(WHAT IS NEEDED)
In the entries, find all lines that hold the word "weichen" and copy them.

(SUPPLIED MATERIAL)

......

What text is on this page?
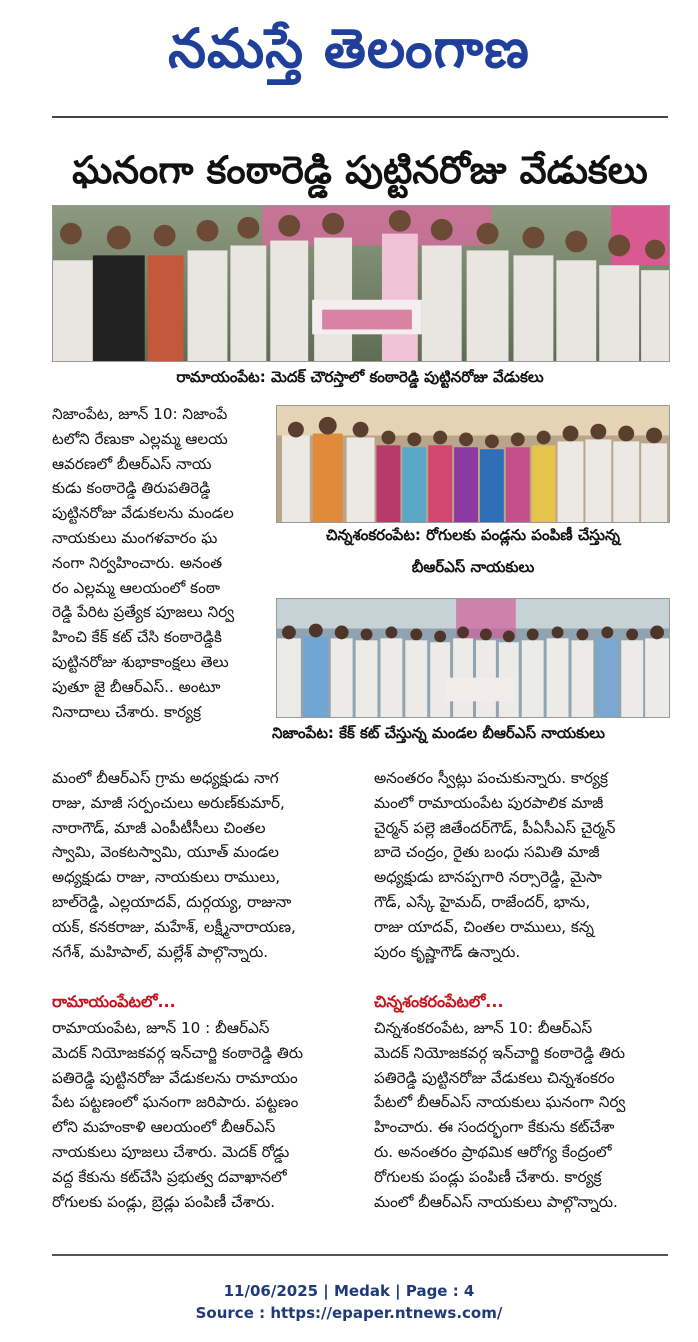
నమస్తే తెలంగాణ
ఘనంగా కంఠారెడ్డి పుట్టినరోజు వేడుకలు
రామాయంపేట: మెదక్ చౌరస్తాలో కంఠారెడ్డి పుట్టినరోజు వేడుకలు
చిన్నశంకరంపేట: రోగులకు పండ్లను పంపిణీ చేస్తున్న
బీఆర్ఎస్ నాయకులు
నిజాంపేట: కేక్ కట్ చేస్తున్న మండల బీఆర్ఎస్ నాయకులు

నిజాంపేట, జూన్ 10: నిజాంపే

టలోని రేణుకా ఎల్లమ్మ ఆలయ

ఆవరణలో బీఆర్ఎస్ నాయ

కుడు కంఠారెడ్డి తిరుపతిరెడ్డి

పుట్టినరోజు వేడుకలను మండల

నాయకులు మంగళవారం ఘ

నంగా నిర్వహించారు. అనంత

రం ఎల్లమ్మ ఆలయంలో కంఠా

రెడ్డి పేరిట ప్రత్యేక పూజలు నిర్వ

హించి కేక్ కట్ చేసి కంఠారెడ్డికి

పుట్టినరోజు శుభాకాంక్షలు తెలు

పుతూ జై బీఆర్ఎస్.. అంటూ

నినాదాలు చేశారు. కార్యక్ర

మంలో బీఆర్ఎస్ గ్రామ అధ్యక్షుడు నాగ

రాజు, మాజీ సర్పంచులు అరుణ్‌కుమార్,

నారాగౌడ్, మాజీ ఎంపీటీసీలు చింతల

స్వామి, వెంకటస్వామి, యూత్ మండల

అధ్యక్షుడు రాజు, నాయకులు రాములు,

బాల్‌రెడ్డి, ఎల్లయాదవ్, దుర్గయ్య, రాజునా

యక్, కనకరాజు, మహేశ్, లక్ష్మీనారాయణ,

నగేశ్, మహిపాల్, మల్లేశ్ పాల్గొన్నారు.

రామాయంపేటలో...

రామాయంపేట, జూన్ 10 : బీఆర్ఎస్

మెదక్ నియోజకవర్గ ఇన్‌చార్జి కంఠారెడ్డి తిరు

పతిరెడ్డి పుట్టినరోజు వేడుకలను రామాయం

పేట పట్టణంలో ఘనంగా జరిపారు. పట్టణం

లోని మహంకాళి ఆలయంలో బీఆర్ఎస్

నాయకులు పూజలు చేశారు. మెదక్ రోడ్డు

వద్ద కేకును కట్‌చేసి ప్రభుత్వ దవాఖానలో

రోగులకు పండ్లు, బ్రెడ్లు పంపిణీ చేశారు.

అనంతరం స్వీట్లు పంచుకున్నారు. కార్యక్ర

మంలో రామాయంపేట పురపాలిక మాజీ

చైర్మన్ పల్లె జితేందర్‌గౌడ్, పీఏసీఎస్ చైర్మన్

బాదె చంద్రం, రైతు బంధు సమితి మాజీ

అధ్యక్షుడు బానప్పగారి నర్సారెడ్డి, మైసా

గౌడ్, ఎస్కే హైమద్, రాజేందర్, భాను,

రాజు యాదవ్, చింతల రాములు, కన్న

పురం కృష్ణాగౌడ్ ఉన్నారు.

చిన్నశంకరంపేటలో...

చిన్నశంకరంపేట, జూన్ 10: బీఆర్ఎస్

మెదక్ నియోజకవర్గ ఇన్‌చార్జి కంఠారెడ్డి తిరు

పతిరెడ్డి పుట్టినరోజు వేడుకలు చిన్నశంకరం

పేటలో బీఆర్ఎస్ నాయకులు ఘనంగా నిర్వ

హించారు. ఈ సందర్భంగా కేకును కట్‌చేశా

రు. అనంతరం ప్రాథమిక ఆరోగ్య కేంద్రంలో

రోగులకు పండ్లు పంపిణీ చేశారు. కార్యక్ర

మంలో బీఆర్ఎస్ నాయకులు పాల్గొన్నారు.

11/06/2025 | Medak | Page : 4
Source : https://epaper.ntnews.com/
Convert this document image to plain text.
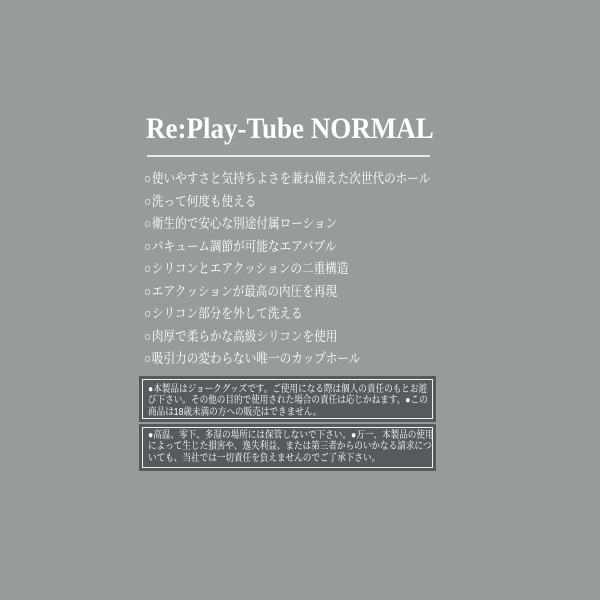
Re:Play-Tube NORMAL
○使いやすさと気持ちよさを兼ね備えた次世代のホール
○洗って何度も使える
○衛生的で安心な別途付属ローション
○バキューム調節が可能なエアバブル
○シリコンとエアクッションの二重構造
○エアクッションが最高の内圧を再現
○シリコン部分を外して洗える
○肉厚で柔らかな高級シリコンを使用
○吸引力の変わらない唯一のカップホール
●本製品はジョークグッズです。ご使用になる際は個人の責任のもとお遊
び下さい。その他の目的で使用された場合の責任は応じかねます。●この
商品は18歳未満の方への販売はできません。
●高温、零下、多湿の場所には保管しないで下さい。●万一、本製品の使用
によって生じた損害や、逸失利益、または第三者からのいかなる請求につ
いても、当社では一切責任を負えませんのでご了承下さい。
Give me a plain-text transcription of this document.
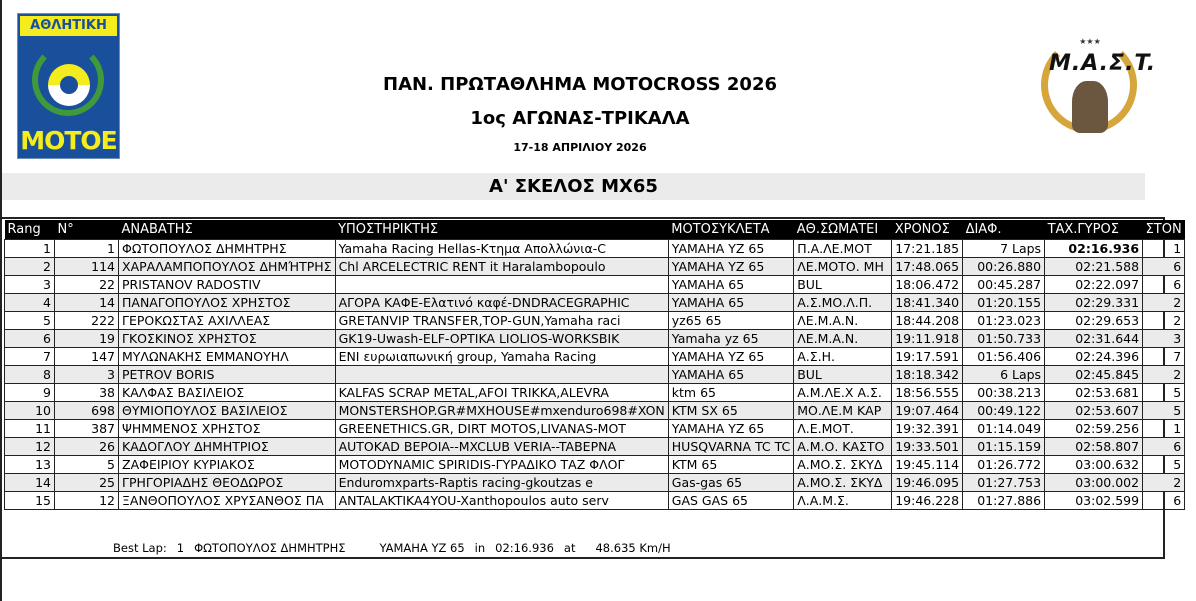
ΑΘΛΗΤΙΚΗ
ΜΟΤΟΕ
★★★
M.A.Σ.T.
ΠΑΝ. ΠΡΩΤΑΘΛΗΜΑ MOTOCROSS 2026
1ος ΑΓΩΝΑΣ-ΤΡΙΚΑΛΑ
17-18 ΑΠΡΙΛΙΟΥ 2026
Α' ΣΚΕΛΟΣ MX65
Rang	N°	ΑΝΑΒΑΤΗΣ	ΥΠΟΣΤΗΡΙΚΤΗΣ	ΜΟΤΟΣΥΚΛΕΤΑ	ΑΘ.ΣΩΜΑΤΕΙ	ΧΡΟΝΟΣ	ΔΙΑΦ.	ΤΑΧ.ΓΥΡΟΣ	ΣΤΟΝ
1	1	ΦΩΤΟΠΟΥΛΟΣ ΔΗΜΗΤΡΗΣ	Yamaha Racing Hellas-Κτημα Απολλώνια-C	YAMAHA YZ 65	Π.Α.ΛΕ.ΜΟΤ	17:21.185	7 Laps	02:16.936	1
2	114	ΧΑΡΑΛΑΜΠΟΠΟΥΛΟΣ ΔΗΜΉΤΡΗΣ	Chl ARCELECTRIC RENT it Haralambopoulo	YAMAHA YZ 65	ΛΕ.ΜΟΤΟ. ΜΗ	17:48.065	00:26.880	02:21.588	6
3	22	PRISTANOV RADOSTIV		YAMAHA 65	BUL	18:06.472	00:45.287	02:22.097	6
4	14	ΠΑΝΑΓΟΠΟΥΛΟΣ ΧΡΗΣΤΟΣ	ΑΓΟΡΑ ΚΑΦΕ-Ελατινό καφέ-DNDRACEGRAPHIC	YAMAHA 65	Α.Σ.ΜΟ.Λ.Π.	18:41.340	01:20.155	02:29.331	2
5	222	ΓΕΡΟΚΩΣΤΑΣ ΑΧΙΛΛΕΑΣ	GRETANVIP TRANSFER,TOP-GUN,Yamaha raci	yz65 65	ΛΕ.Μ.Α.Ν.	18:44.208	01:23.023	02:29.653	2
6	19	ΓΚΟΣΚΙΝΟΣ ΧΡΗΣΤΟΣ	GK19-Uwash-ELF-OPTIKA LIOLIOS-WORKSBIK	Yamaha yz 65	ΛΕ.Μ.Α.Ν.	19:11.918	01:50.733	02:31.644	3
7	147	ΜΥΛΩΝΑΚΗΣ ΕΜΜΑΝΟΥΗΛ	ENI ευρωιαπωνική group, Yamaha Racing	YAMAHA YZ 65	Α.Σ.Η.	19:17.591	01:56.406	02:24.396	7
8	3	PETROV BORIS		YAMAHA 65	BUL	18:18.342	6 Laps	02:45.845	2
9	38	ΚΑΛΦΑΣ ΒΑΣΙΛΕΙΟΣ	KALFAS SCRAP METAL,AFOI TRIKKA,ALEVRA	ktm 65	Α.Μ.ΛΕ.Χ Α.Σ.	18:56.555	00:38.213	02:53.681	5
10	698	ΘΥΜΙΟΠΟΥΛΟΣ ΒΑΣΙΛΕΙΟΣ	MONSTERSHOP.GR#MXHOUSE#mxenduro698#XON	KTM SX 65	ΜΟ.ΛΕ.Μ ΚΑΡ	19:07.464	00:49.122	02:53.607	5
11	387	ΨΗΜΜΕΝΟΣ ΧΡΗΣΤΟΣ	GREENETHICS.GR, DIRT MOTOS,LIVANAS-MOT	YAMAHA YZ 65	Λ.Ε.ΜΟΤ.	19:32.391	01:14.049	02:59.256	1
12	26	ΚΑΔΟΓΛΟΥ ΔΗΜΗΤΡΙΟΣ	AUTOKAD BEPOIA--MXCLUB VERIA--TABEPNA	HUSQVARNA TC TC	Α.Μ.Ο. ΚΑΣΤΟ	19:33.501	01:15.159	02:58.807	6
13	5	ΖΑΦΕΙΡΙΟΥ ΚΥΡΙΑΚΟΣ	MOTODYNAMIC SPIRIDIS-ΓΥΡΑΔΙΚΟ ΤΑΖ ΦΛΟΓ	KTM 65	Α.ΜΟ.Σ. ΣΚΥΔ	19:45.114	01:26.772	03:00.632	5
14	25	ΓΡΗΓΟΡΙΑΔΗΣ ΘΕΟΔΩΡΟΣ	Enduromxparts-Raptis racing-gkoutzas e	Gas-gas 65	Α.ΜΟ.Σ. ΣΚΥΔ	19:46.095	01:27.753	03:00.002	2
15	12	ΞΑΝΘΟΠΟΥΛΟΣ ΧΡΥΣΑΝΘΟΣ ΠΑ	ANTALAKTIKA4YOU-Xanthopoulos auto serv	GAS GAS 65	Λ.Α.Μ.Σ.	19:46.228	01:27.886	03:02.599	6
Best Lap: 1 ΦΩΤΟΠΟΥΛΟΣ ΔΗΜΗΤΡΗΣ	YAMAHA YZ 65 in 02:16.936 at 48.635 Km/H
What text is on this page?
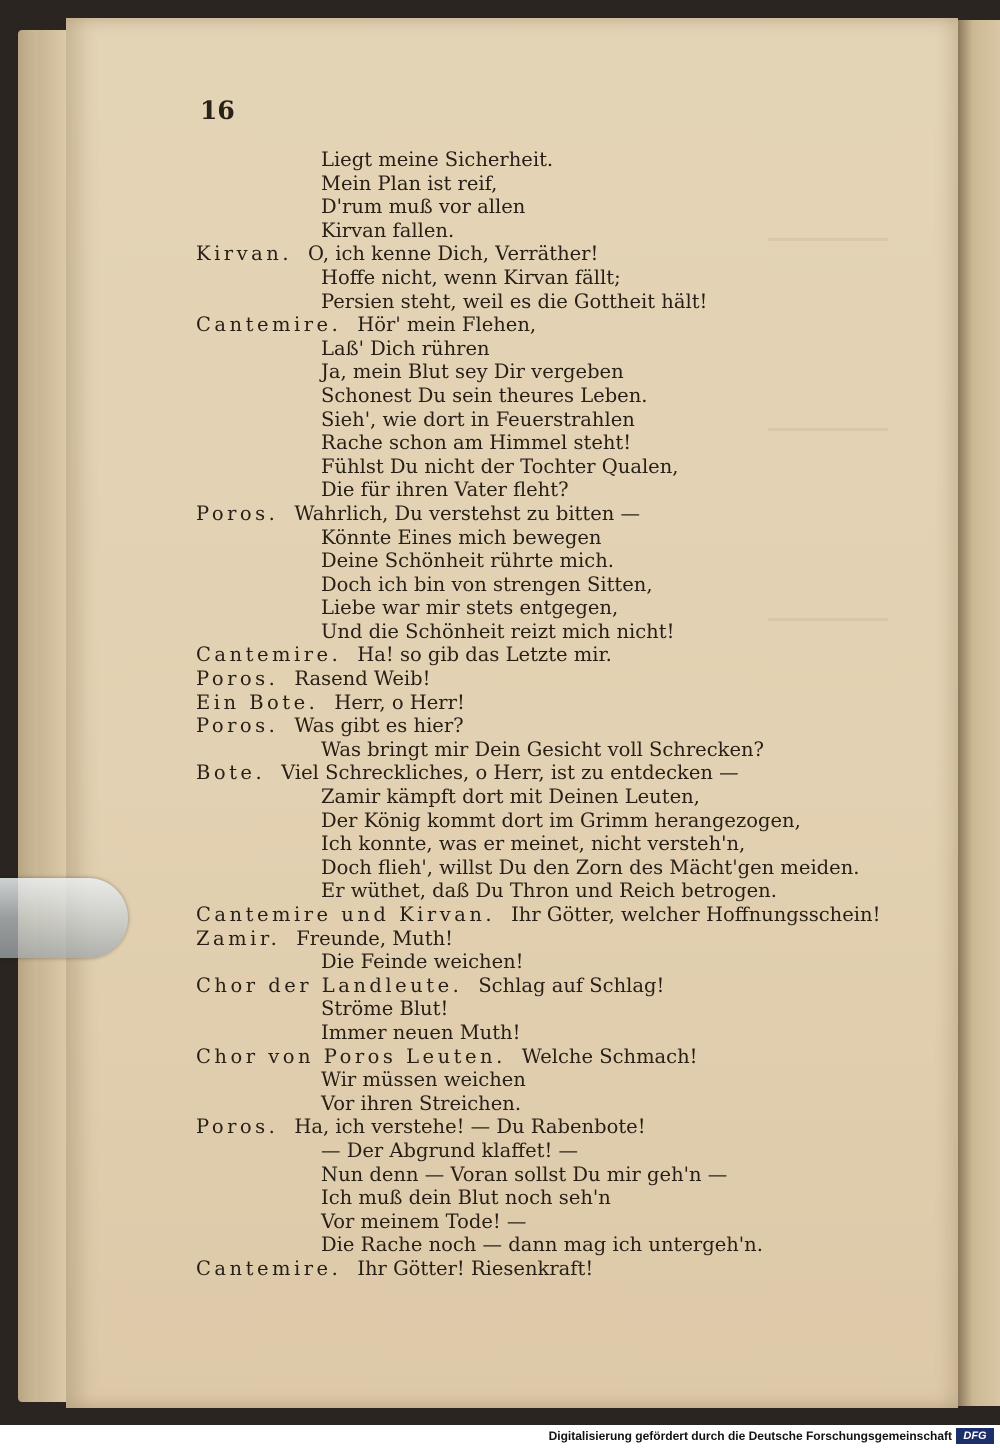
16
Liegt meine Sicherheit.
Mein Plan ist reif,
D'rum muß vor allen
Kirvan fallen.
Kirvan. O, ich kenne Dich, Verräther!
Hoffe nicht, wenn Kirvan fällt;
Persien steht, weil es die Gottheit hält!
Cantemire. Hör' mein Flehen,
Laß' Dich rühren
Ja, mein Blut sey Dir vergeben
Schonest Du sein theures Leben.
Sieh', wie dort in Feuerstrahlen
Rache schon am Himmel steht!
Fühlst Du nicht der Tochter Qualen,
Die für ihren Vater fleht?
Poros. Wahrlich, Du verstehst zu bitten —
Könnte Eines mich bewegen
Deine Schönheit rührte mich.
Doch ich bin von strengen Sitten,
Liebe war mir stets entgegen,
Und die Schönheit reizt mich nicht!
Cantemire. Ha! so gib das Letzte mir.
Poros. Rasend Weib!
Ein Bote. Herr, o Herr!
Poros. Was gibt es hier?
Was bringt mir Dein Gesicht voll Schrecken?
Bote. Viel Schreckliches, o Herr, ist zu entdecken —
Zamir kämpft dort mit Deinen Leuten,
Der König kommt dort im Grimm herangezogen,
Ich konnte, was er meinet, nicht versteh'n,
Doch flieh', willst Du den Zorn des Mächt'gen meiden.
Er wüthet, daß Du Thron und Reich betrogen.
Cantemire und Kirvan. Ihr Götter, welcher Hoffnungsschein!
Zamir. Freunde, Muth!
Die Feinde weichen!
Chor der Landleute. Schlag auf Schlag!
Ströme Blut!
Immer neuen Muth!
Chor von Poros Leuten. Welche Schmach!
Wir müssen weichen
Vor ihren Streichen.
Poros. Ha, ich verstehe! — Du Rabenbote!
— Der Abgrund klaffet! —
Nun denn — Voran sollst Du mir geh'n —
Ich muß dein Blut noch seh'n
Vor meinem Tode! —
Die Rache noch — dann mag ich untergeh'n.
Cantemire. Ihr Götter! Riesenkraft!
Digitalisierung gefördert durch die Deutsche Forschungsgemeinschaft	DFG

......

(RESULT FOR THIS TASK)
Die Feinde weichen!
Wir müssen weichen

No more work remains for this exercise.